> **Aim of the exercise**:
Write out the material exactly, leaving every picture behind.

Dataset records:
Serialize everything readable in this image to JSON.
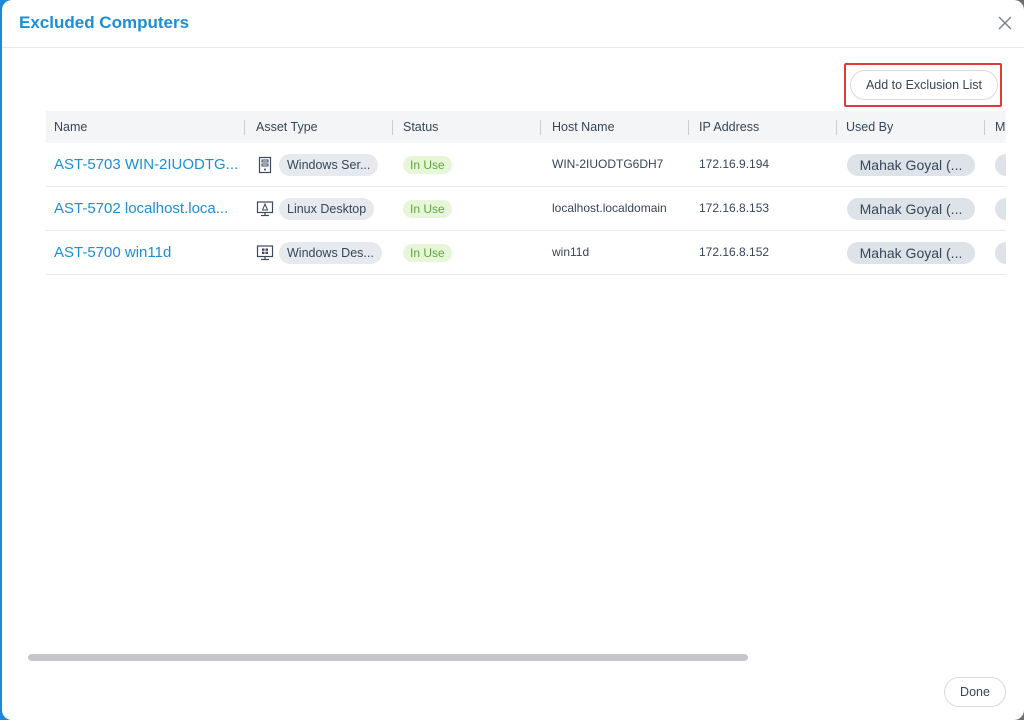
{
  "modal": {
    "title": "Excluded Computers",
    "add_button_label": "Add to Exclusion List",
    "done_button_label": "Done"
  },
  "table": {
    "columns": [
      "Name",
      "Asset Type",
      "Status",
      "Host Name",
      "IP Address",
      "Used By",
      "M"
    ],
    "rows": [
      {
        "name": "AST-5703 WIN-2IUODTG...",
        "asset_icon": "server-icon",
        "asset_type": "Windows Ser...",
        "status": "In Use",
        "host_name": "WIN-2IUODTG6DH7",
        "ip_address": "172.16.9.194",
        "used_by": "Mahak Goyal (..."
      },
      {
        "name": "AST-5702 localhost.loca...",
        "asset_icon": "linux-desktop-icon",
        "asset_type": "Linux Desktop",
        "status": "In Use",
        "host_name": "localhost.localdomain",
        "ip_address": "172.16.8.153",
        "used_by": "Mahak Goyal (..."
      },
      {
        "name": "AST-5700 win11d",
        "asset_icon": "windows-desktop-icon",
        "asset_type": "Windows Des...",
        "status": "In Use",
        "host_name": "win11d",
        "ip_address": "172.16.8.152",
        "used_by": "Mahak Goyal (..."
      }
    ]
  },
  "colors": {
    "accent": "#1a8fd6",
    "status_in_use_bg": "#e7f6d8",
    "status_in_use_text": "#5aa83a",
    "highlight_frame": "#e03b3b"
  }
}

> **Result of the task**:
Serialize everything readable in this image to JSON.
{
  "modal": {
    "title": "Excluded Computers",
    "add_button_label": "Add to Exclusion List",
    "done_button_label": "Done"
  },
  "table": {
    "columns": [
      "Name",
      "Asset Type",
      "Status",
      "Host Name",
      "IP Address",
      "Used By",
      "M"
    ],
    "rows": [
      {
        "name": "AST-5703 WIN-2IUODTG...",
        "asset_icon": "server-icon",
        "asset_type": "Windows Ser...",
        "status": "In Use",
        "host_name": "WIN-2IUODTG6DH7",
        "ip_address": "172.16.9.194",
        "used_by": "Mahak Goyal (..."
      },
      {
        "name": "AST-5702 localhost.loca...",
        "asset_icon": "linux-desktop-icon",
        "asset_type": "Linux Desktop",
        "status": "In Use",
        "host_name": "localhost.localdomain",
        "ip_address": "172.16.8.153",
        "used_by": "Mahak Goyal (..."
      },
      {
        "name": "AST-5700 win11d",
        "asset_icon": "windows-desktop-icon",
        "asset_type": "Windows Des...",
        "status": "In Use",
        "host_name": "win11d",
        "ip_address": "172.16.8.152",
        "used_by": "Mahak Goyal (..."
      }
    ]
  },
  "colors": {
    "accent": "#1a8fd6",
    "status_in_use_bg": "#e7f6d8",
    "status_in_use_text": "#5aa83a",
    "highlight_frame": "#e03b3b"
  }
}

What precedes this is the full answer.